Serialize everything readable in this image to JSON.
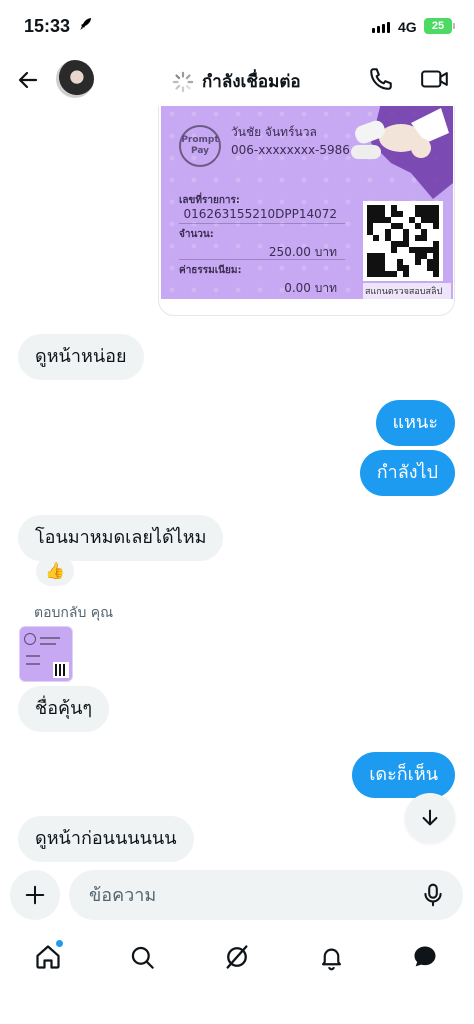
{
  "status_bar": {
    "time": "15:33",
    "network": "4G",
    "battery": "25"
  },
  "header": {
    "title": "กำลังเชื่อมต่อ"
  },
  "slip": {
    "promptpay_label": "Prompt Pay",
    "payee_name": "วันชัย จันทร์นวล",
    "payee_account": "006-xxxxxxxx-5986",
    "ref_label": "เลขที่รายการ:",
    "ref_value": "016263155210DPP14072",
    "amount_label": "จำนวน:",
    "amount_value": "250.00 บาท",
    "fee_label": "ค่าธรรมเนียม:",
    "fee_value": "0.00 บาท",
    "qr_caption": "สแกนตรวจสอบสลิป"
  },
  "messages": [
    {
      "dir": "in",
      "text": "ดูหน้าหน่อย"
    },
    {
      "dir": "out",
      "text": "แหนะ"
    },
    {
      "dir": "out",
      "text": "กำลังไป"
    },
    {
      "dir": "in",
      "text": "โอนมาหมดเลยได้ไหม"
    },
    {
      "dir": "in",
      "text": "ชื่อคุ้นๆ"
    },
    {
      "dir": "out",
      "text": "เดะก็เห็น"
    },
    {
      "dir": "in",
      "text": "ดูหน้าก่อนนนนนน"
    }
  ],
  "reaction": "👍",
  "reply_label": "ตอบกลับ คุณ",
  "composer": {
    "placeholder": "ข้อความ"
  },
  "colors": {
    "accent": "#1d9bf0",
    "bubble_in": "#eff3f4",
    "slip_bg": "#c7a8f2"
  },
  "icons": {
    "back": "arrow-left-icon",
    "call": "phone-icon",
    "video": "video-camera-icon",
    "scroll": "arrow-down-icon",
    "add": "plus-icon",
    "mic": "microphone-icon",
    "nav": [
      "home-icon",
      "search-icon",
      "grok-icon",
      "bell-icon",
      "messages-icon"
    ]
  }
}
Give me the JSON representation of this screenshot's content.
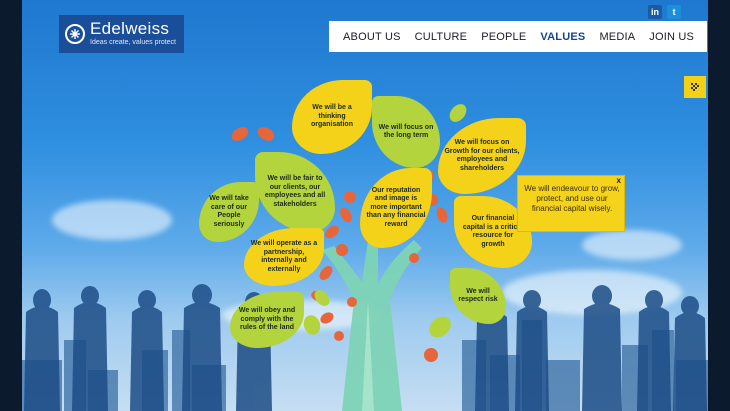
{
  "brand": {
    "name": "Edelweiss",
    "tagline": "Ideas create, values protect"
  },
  "social": {
    "linkedin": "in",
    "twitter": "t"
  },
  "nav": {
    "items": [
      {
        "label": "ABOUT US"
      },
      {
        "label": "CULTURE"
      },
      {
        "label": "PEOPLE"
      },
      {
        "label": "VALUES"
      },
      {
        "label": "MEDIA"
      },
      {
        "label": "JOIN US"
      }
    ],
    "active": "VALUES"
  },
  "values": {
    "thinking": "We will be a thinking organisation",
    "long_term": "We will focus on the long term",
    "growth": "We will focus on Growth for our clients, employees and shareholders",
    "fair": "We will be fair to our clients, our employees and all stakeholders",
    "people": "We will take care of our People seriously",
    "reputation": "Our reputation and image is more important than any financial reward",
    "capital": "Our financial capital is a critical resource for growth",
    "partnership": "We will operate as a partnership, internally and externally",
    "risk": "We will respect risk",
    "rules": "We will obey and comply with the rules of the land"
  },
  "popup": {
    "text": "We will endeavour to grow, protect, and use our financial capital wisely.",
    "close": "x"
  },
  "colors": {
    "leaf_yellow": "#f4d21a",
    "leaf_green": "#b3d43c",
    "trunk": "#7dd3b5",
    "brand_blue": "#1b4e98",
    "accent_orange": "#e7653a"
  }
}
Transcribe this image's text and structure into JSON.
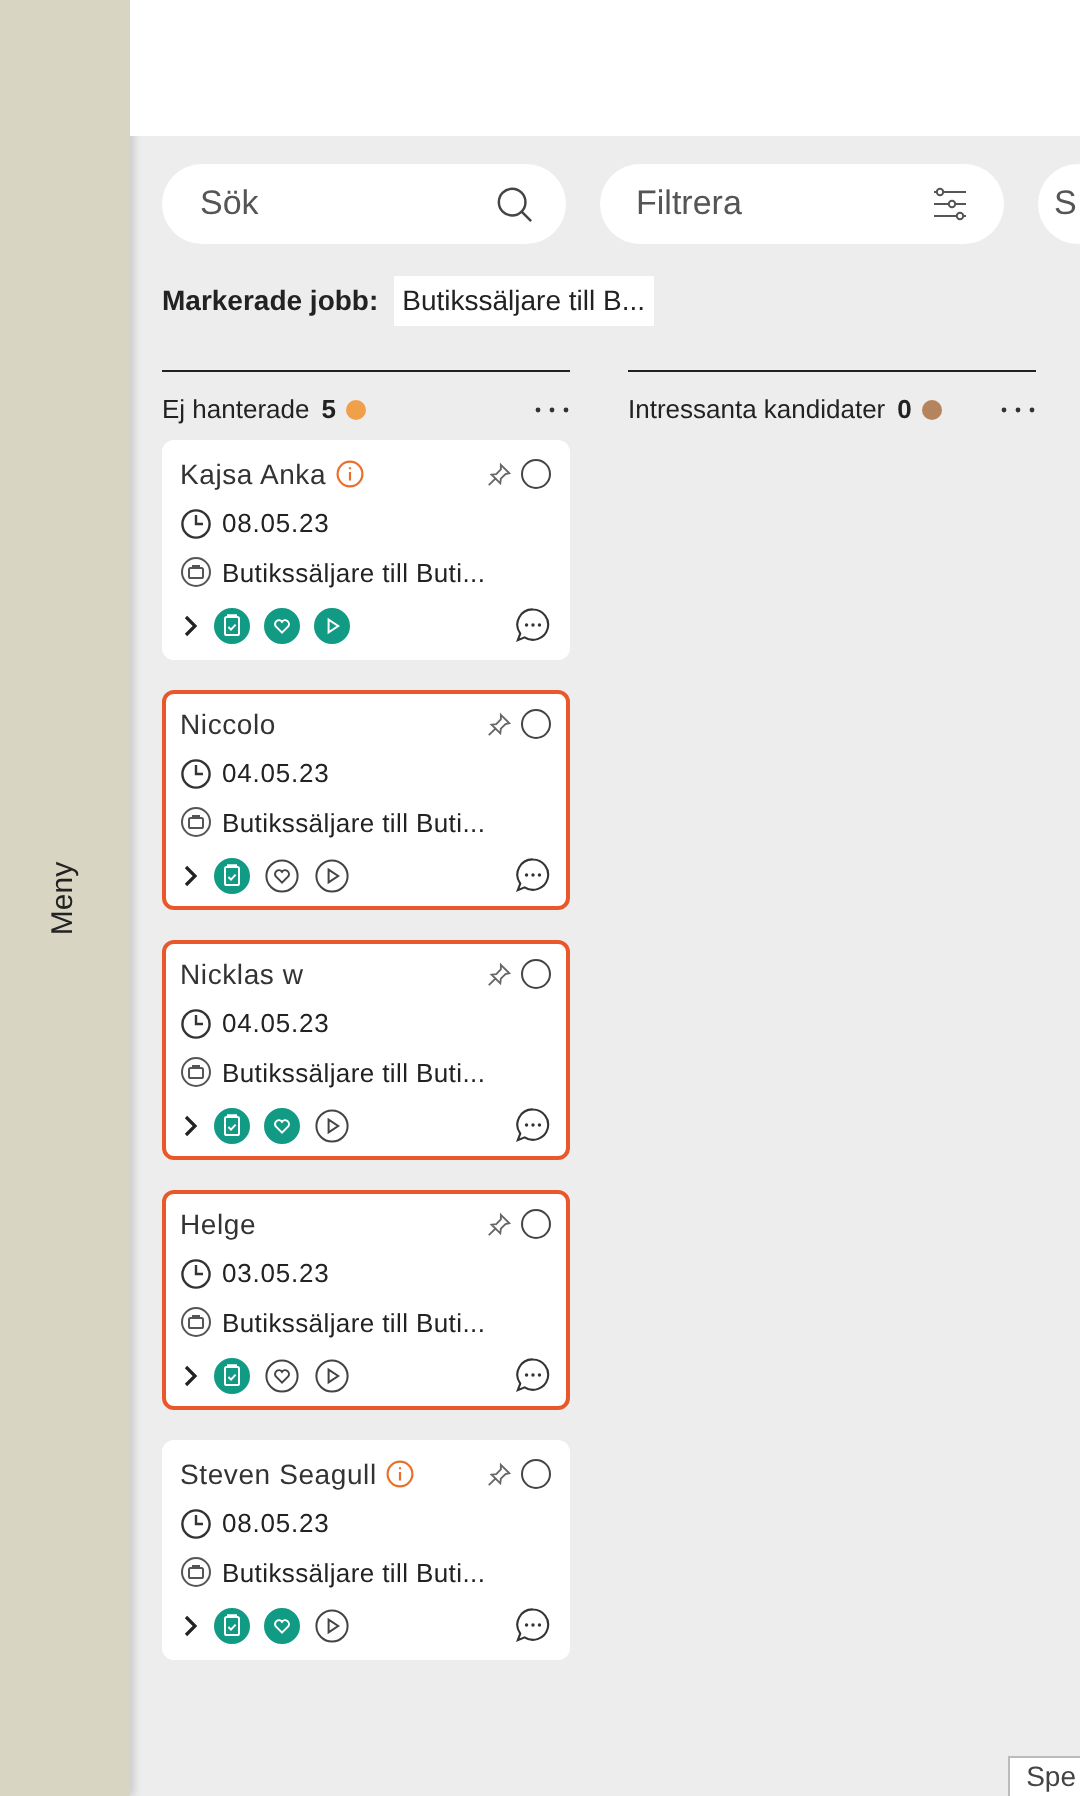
{
  "sidebar": {
    "label": "Meny"
  },
  "toolbar": {
    "search": {
      "placeholder": "Sök"
    },
    "filter": {
      "placeholder": "Filtrera"
    },
    "third": {
      "label": "S"
    }
  },
  "selected_jobs": {
    "label": "Markerade jobb:",
    "value": "Butikssäljare till B..."
  },
  "columns": [
    {
      "title": "Ej hanterade",
      "count": "5",
      "color": "#f0a04b",
      "cards": [
        {
          "name": "Kajsa Anka",
          "info": true,
          "highlighted": false,
          "date": "08.05.23",
          "job": "Butikssäljare till Buti...",
          "clipboard": true,
          "heart": true,
          "play": true
        },
        {
          "name": "Niccolo",
          "info": false,
          "highlighted": true,
          "date": "04.05.23",
          "job": "Butikssäljare till Buti...",
          "clipboard": true,
          "heart": false,
          "play": false
        },
        {
          "name": "Nicklas w",
          "info": false,
          "highlighted": true,
          "date": "04.05.23",
          "job": "Butikssäljare till Buti...",
          "clipboard": true,
          "heart": true,
          "play": false
        },
        {
          "name": "Helge",
          "info": false,
          "highlighted": true,
          "date": "03.05.23",
          "job": "Butikssäljare till Buti...",
          "clipboard": true,
          "heart": false,
          "play": false
        },
        {
          "name": "Steven Seagull",
          "info": true,
          "highlighted": false,
          "date": "08.05.23",
          "job": "Butikssäljare till Buti...",
          "clipboard": true,
          "heart": true,
          "play": false
        }
      ]
    },
    {
      "title": "Intressanta kandidater",
      "count": "0",
      "color": "#b5845c"
    }
  ],
  "footer_box": {
    "label": "Spe"
  }
}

[Stated exercise]
Print the full listing exactly, dropping the pictures.

[Result]
Serialize everything readable in this image to JSON.
{
  "status_bar": {
    "time": "15:33",
    "network": "4G",
    "battery": "25"
  },
  "header": {
    "title": "กำลังเชื่อมต่อ"
  },
  "slip": {
    "promptpay_label": "Prompt Pay",
    "payee_name": "วันชัย จันทร์นวล",
    "payee_account": "006-xxxxxxxx-5986",
    "ref_label": "เลขที่รายการ:",
    "ref_value": "016263155210DPP14072",
    "amount_label": "จำนวน:",
    "amount_value": "250.00 บาท",
    "fee_label": "ค่าธรรมเนียม:",
    "fee_value": "0.00 บาท",
    "qr_caption": "สแกนตรวจสอบสลิป"
  },
  "messages": [
    {
      "dir": "in",
      "text": "ดูหน้าหน่อย"
    },
    {
      "dir": "out",
      "text": "แหนะ"
    },
    {
      "dir": "out",
      "text": "กำลังไป"
    },
    {
      "dir": "in",
      "text": "โอนมาหมดเลยได้ไหม"
    },
    {
      "dir": "in",
      "text": "ชื่อคุ้นๆ"
    },
    {
      "dir": "out",
      "text": "เดะก็เห็น"
    },
    {
      "dir": "in",
      "text": "ดูหน้าก่อนนนนนน"
    }
  ],
  "reaction": "👍",
  "reply_label": "ตอบกลับ คุณ",
  "composer": {
    "placeholder": "ข้อความ"
  },
  "colors": {
    "accent": "#1d9bf0",
    "bubble_in": "#eff3f4",
    "slip_bg": "#c7a8f2"
  },
  "icons": {
    "back": "arrow-left-icon",
    "call": "phone-icon",
    "video": "video-camera-icon",
    "scroll": "arrow-down-icon",
    "add": "plus-icon",
    "mic": "microphone-icon",
    "nav": [
      "home-icon",
      "search-icon",
      "grok-icon",
      "bell-icon",
      "messages-icon"
    ]
  }
}
Give me the JSON representation of this screenshot's content.
{
  "brand": {
    "name": "Edelweiss",
    "tagline": "Ideas create, values protect"
  },
  "social": {
    "linkedin": "in",
    "twitter": "t"
  },
  "nav": {
    "items": [
      {
        "label": "ABOUT US"
      },
      {
        "label": "CULTURE"
      },
      {
        "label": "PEOPLE"
      },
      {
        "label": "VALUES"
      },
      {
        "label": "MEDIA"
      },
      {
        "label": "JOIN US"
      }
    ],
    "active": "VALUES"
  },
  "values": {
    "thinking": "We will be a thinking organisation",
    "long_term": "We will focus on the long term",
    "growth": "We will focus on Growth for our clients, employees and shareholders",
    "fair": "We will be fair to our clients, our employees and all stakeholders",
    "people": "We will take care of our People seriously",
    "reputation": "Our reputation and image is more important than any financial reward",
    "capital": "Our financial capital is a critical resource for growth",
    "partnership": "We will operate as a partnership, internally and externally",
    "risk": "We will respect risk",
    "rules": "We will obey and comply with the rules of the land"
  },
  "popup": {
    "text": "We will endeavour to grow, protect, and use our financial capital wisely.",
    "close": "x"
  },
  "colors": {
    "leaf_yellow": "#f4d21a",
    "leaf_green": "#b3d43c",
    "trunk": "#7dd3b5",
    "brand_blue": "#1b4e98",
    "accent_orange": "#e7653a"
  }
}
Transcribe this image's text and structure into JSON.
{
  "sidebar": {
    "label": "Meny"
  },
  "toolbar": {
    "search": {
      "placeholder": "Sök"
    },
    "filter": {
      "placeholder": "Filtrera"
    },
    "third": {
      "label": "S"
    }
  },
  "selected_jobs": {
    "label": "Markerade jobb:",
    "value": "Butikssäljare till B..."
  },
  "columns": [
    {
      "title": "Ej hanterade",
      "count": "5",
      "color": "#f0a04b",
      "cards": [
        {
          "name": "Kajsa Anka",
          "info": true,
          "highlighted": false,
          "date": "08.05.23",
          "job": "Butikssäljare till Buti...",
          "clipboard": true,
          "heart": true,
          "play": true
        },
        {
          "name": "Niccolo",
          "info": false,
          "highlighted": true,
          "date": "04.05.23",
          "job": "Butikssäljare till Buti...",
          "clipboard": true,
          "heart": false,
          "play": false
        },
        {
          "name": "Nicklas w",
          "info": false,
          "highlighted": true,
          "date": "04.05.23",
          "job": "Butikssäljare till Buti...",
          "clipboard": true,
          "heart": true,
          "play": false
        },
        {
          "name": "Helge",
          "info": false,
          "highlighted": true,
          "date": "03.05.23",
          "job": "Butikssäljare till Buti...",
          "clipboard": true,
          "heart": false,
          "play": false
        },
        {
          "name": "Steven Seagull",
          "info": true,
          "highlighted": false,
          "date": "08.05.23",
          "job": "Butikssäljare till Buti...",
          "clipboard": true,
          "heart": true,
          "play": false
        }
      ]
    },
    {
      "title": "Intressanta kandidater",
      "count": "0",
      "color": "#b5845c"
    }
  ],
  "footer_box": {
    "label": "Spe"
  }
}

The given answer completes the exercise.